* Extrait *
-.-.-

Liz Truss réussira-t-elle à faire face aux obstacles?

Liz Truss réussira-t-elle à faire face aux obstacles?
  • Selon l’institut de sondage YouGov, la moitié des Britanniques sont déçus de voir Liz Truss nommée au poste de Première ministre, un tiers sont «très déçus» et à peine 22 % ont exprimé leur satisfaction à l’égard de sa nomination
  • Lors de ce que Liz Truss a elle-même qualifié de son «entretien d’embauche le plus long», elle n’a pas réussi à convaincre les gens qu’elle avait une vision du monde cohérente et des principes solides

La dernière action officielle de la reine Élisabeth est le parfait symbole de ses sept longues décennies au service de la nation. En effet, elle a demandé à Liz Truss de former un nouveau gouvernement deux jours seulement avant son décès. La reine avait l’air frêle et faible, mais cela n’a pas empêché l’un des serviteurs les plus dignes et les plus loyaux de son pays de remplir son devoir et de confirmer la nomination du 15e Premier ministre sous son règne.

-.-.-

* Tâches à réaliser *
1. Condensez en deux phrases le paragraphe de l'extrait qui commence par « La dernière action officielle », sans perdre ses faits principaux.
2. Poursuivez l'extrait sur Liz Truss à la suite de sa dernière phrase.

Annotations de mise en page des images:
-.-.-

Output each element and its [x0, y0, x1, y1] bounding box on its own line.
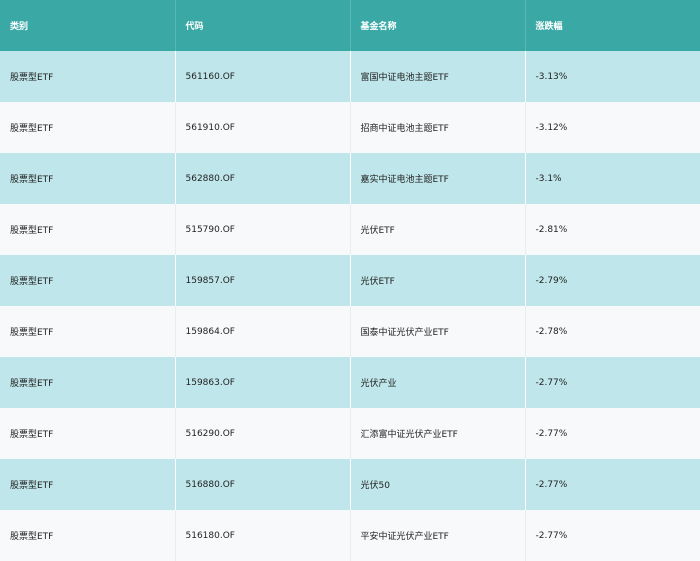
cell-category: 股票型ETF: [0, 255, 176, 306]
table-row[interactable]: 股票型ETF 561160.OF 富国中证电池主题ETF -3.13%: [0, 51, 700, 102]
cell-fund-name: 光伏ETF: [350, 204, 526, 255]
cell-code: 562880.OF: [175, 153, 351, 204]
cell-fund-name: 光伏产业: [350, 357, 526, 408]
cell-code: 561910.OF: [175, 102, 351, 153]
table-row[interactable]: 股票型ETF 159863.OF 光伏产业 -2.77%: [0, 357, 700, 408]
table-header: 类别 代码 基金名称 涨跌幅: [0, 0, 700, 51]
table-row[interactable]: 股票型ETF 516880.OF 光伏50 -2.77%: [0, 459, 700, 510]
cell-code: 516180.OF: [175, 510, 351, 561]
table-row[interactable]: 股票型ETF 561910.OF 招商中证电池主题ETF -3.12%: [0, 102, 700, 153]
cell-category: 股票型ETF: [0, 51, 176, 102]
table-row[interactable]: 股票型ETF 516180.OF 平安中证光伏产业ETF -2.77%: [0, 510, 700, 561]
cell-category: 股票型ETF: [0, 357, 176, 408]
cell-change-pct: -2.79%: [535, 275, 568, 286]
cell-fund-name: 光伏ETF: [350, 255, 526, 306]
fund-table: 类别 代码 基金名称 涨跌幅 股票型ETF 561160.OF 富国中证电池主题ET…: [0, 0, 700, 561]
table-row[interactable]: 股票型ETF 515790.OF 光伏ETF -2.81%: [0, 204, 700, 255]
cell-category: 股票型ETF: [0, 510, 176, 561]
cell-code: 159857.OF: [175, 255, 351, 306]
header-fund-name[interactable]: 基金名称: [350, 0, 526, 51]
cell-change-pct: -3.12%: [525, 102, 700, 153]
cell-code: 159864.OF: [175, 306, 351, 357]
cell-fund-name: 光伏50: [350, 459, 526, 510]
cell-change-pct: -3.13%: [535, 71, 568, 82]
table-row[interactable]: 股票型ETF 516290.OF 汇添富中证光伏产业ETF -2.77%: [0, 408, 700, 459]
table-row[interactable]: 股票型ETF 159864.OF 国泰中证光伏产业ETF -2.78%: [0, 306, 700, 357]
cell-code: 159863.OF: [175, 357, 351, 408]
cell-fund-name: 嘉实中证电池主题ETF: [350, 153, 526, 204]
cell-category: 股票型ETF: [0, 459, 176, 510]
cell-fund-name: 国泰中证光伏产业ETF: [350, 306, 526, 357]
cell-change-pct: -2.78%: [525, 306, 700, 357]
cell-fund-name: 平安中证光伏产业ETF: [350, 510, 526, 561]
cell-change-pct: -2.77%: [525, 408, 700, 459]
cell-code: 516290.OF: [175, 408, 351, 459]
cell-code: 515790.OF: [175, 204, 351, 255]
cell-fund-name: 汇添富中证光伏产业ETF: [350, 408, 526, 459]
header-code[interactable]: 代码: [175, 0, 351, 51]
header-category[interactable]: 类别: [0, 0, 176, 51]
cell-category: 股票型ETF: [0, 306, 176, 357]
cell-change-pct: -2.81%: [525, 204, 700, 255]
cell-fund-name: 富国中证电池主题ETF: [350, 51, 526, 102]
cell-code: 516880.OF: [175, 459, 351, 510]
cell-change-pct: -2.77%: [535, 377, 568, 388]
table-row[interactable]: 股票型ETF 562880.OF 嘉实中证电池主题ETF -3.1%: [0, 153, 700, 204]
cell-category: 股票型ETF: [0, 102, 176, 153]
table-body: 股票型ETF 561160.OF 富国中证电池主题ETF -3.13% 股票型ETF 56…: [0, 51, 700, 561]
header-row: 类别 代码 基金名称 涨跌幅: [0, 0, 700, 51]
cell-category: 股票型ETF: [0, 408, 176, 459]
cell-change-pct: -3.1%: [535, 173, 562, 184]
table-row[interactable]: 股票型ETF 159857.OF 光伏ETF -2.79%: [0, 255, 700, 306]
cell-category: 股票型ETF: [0, 204, 176, 255]
header-change-pct[interactable]: 涨跌幅: [525, 0, 700, 51]
cell-change-pct: -2.77%: [525, 510, 700, 561]
cell-change-pct: -2.77%: [535, 479, 568, 490]
cell-code: 561160.OF: [175, 51, 351, 102]
cell-fund-name: 招商中证电池主题ETF: [350, 102, 526, 153]
cell-category: 股票型ETF: [0, 153, 176, 204]
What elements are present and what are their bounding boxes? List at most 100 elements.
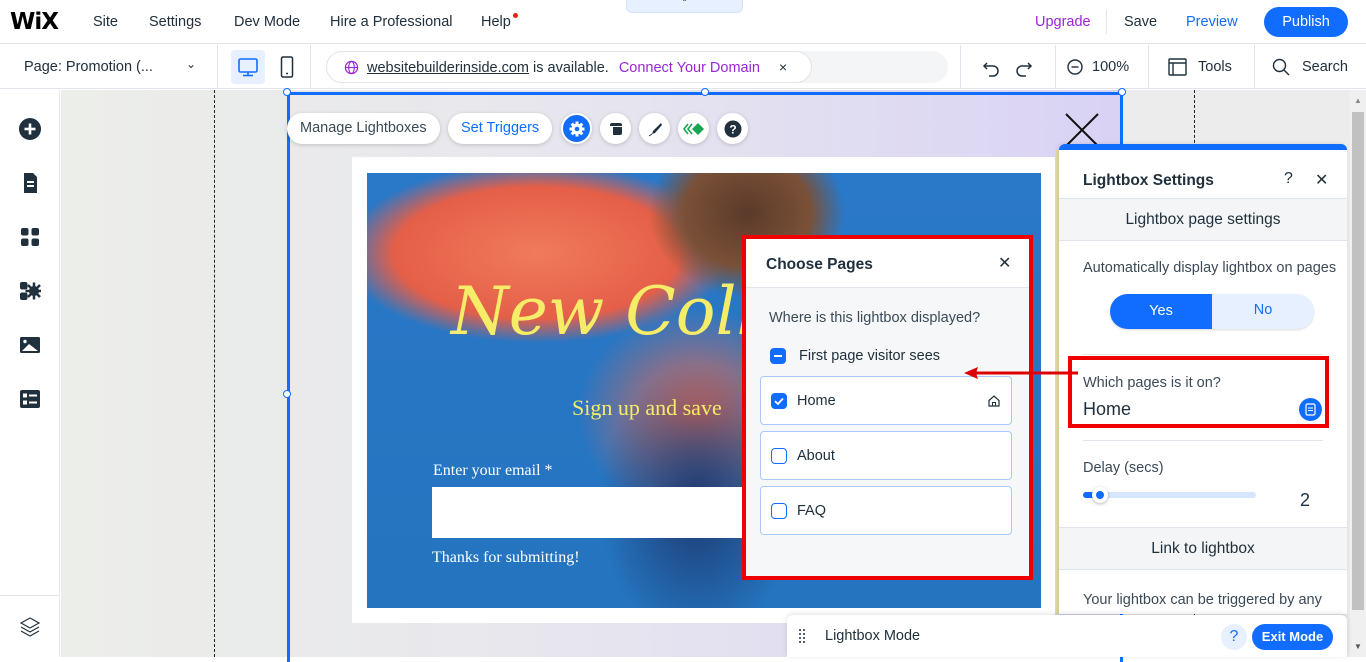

-.-.-

* Liste des réponses *
1. Deux jours avant son décès, la reine Élisabeth a accompli son dernier acte officiel, symbole de ses sept décennies au service de la nation : demander à Liz Truss de former un nouveau gouvernement. Malgré son air frêle et faible, elle a rempli son devoir en confirmant la nomination du 15e Premier ministre de son règne.

2.
On peut uniquement espérer que certaines des qualités si rares démontrées par la reine tout au long de sa vie aient pu déteindre sur l’autre Elizabeth – Mary Elizabeth Truss – lors de cette rencontre. Après tout, l’un des aspects positifs de l’annonce selon laquelle Liz Truss avait remporté la course contre l’ancien chancelier, Rishi Sunak, à la tête du Parti conservateur, devenant, par conséquent, la nouvelle Première ministre du Royaume-Uni, est qu’elle a mis fin à sept semaines d’interminables débats publics ennuyeux et sans intérêt entre deux candidats qui avaient du mal à dissimuler leur haine mutuelle.
Aucun des deux n’a déclaré que le pays serait entre de bonnes mains si son adversaire remportait la course. On espère que M. Sunak a eu tort de prétendre que sa rivale parlait d’«économie fantastique». Cependant, tous deux ont laissé le public perplexe quant à ce qu'ils croient ou défendent exactement, au-delà de leur désir d'occuper le poste le plus important du pays, car ils n'ont cessé de faire volte-face dans leurs propositions sur la façon de gérer une économie en difficulté et une société en crise, tandis que de nombreux défis menacent la scène mondiale instable.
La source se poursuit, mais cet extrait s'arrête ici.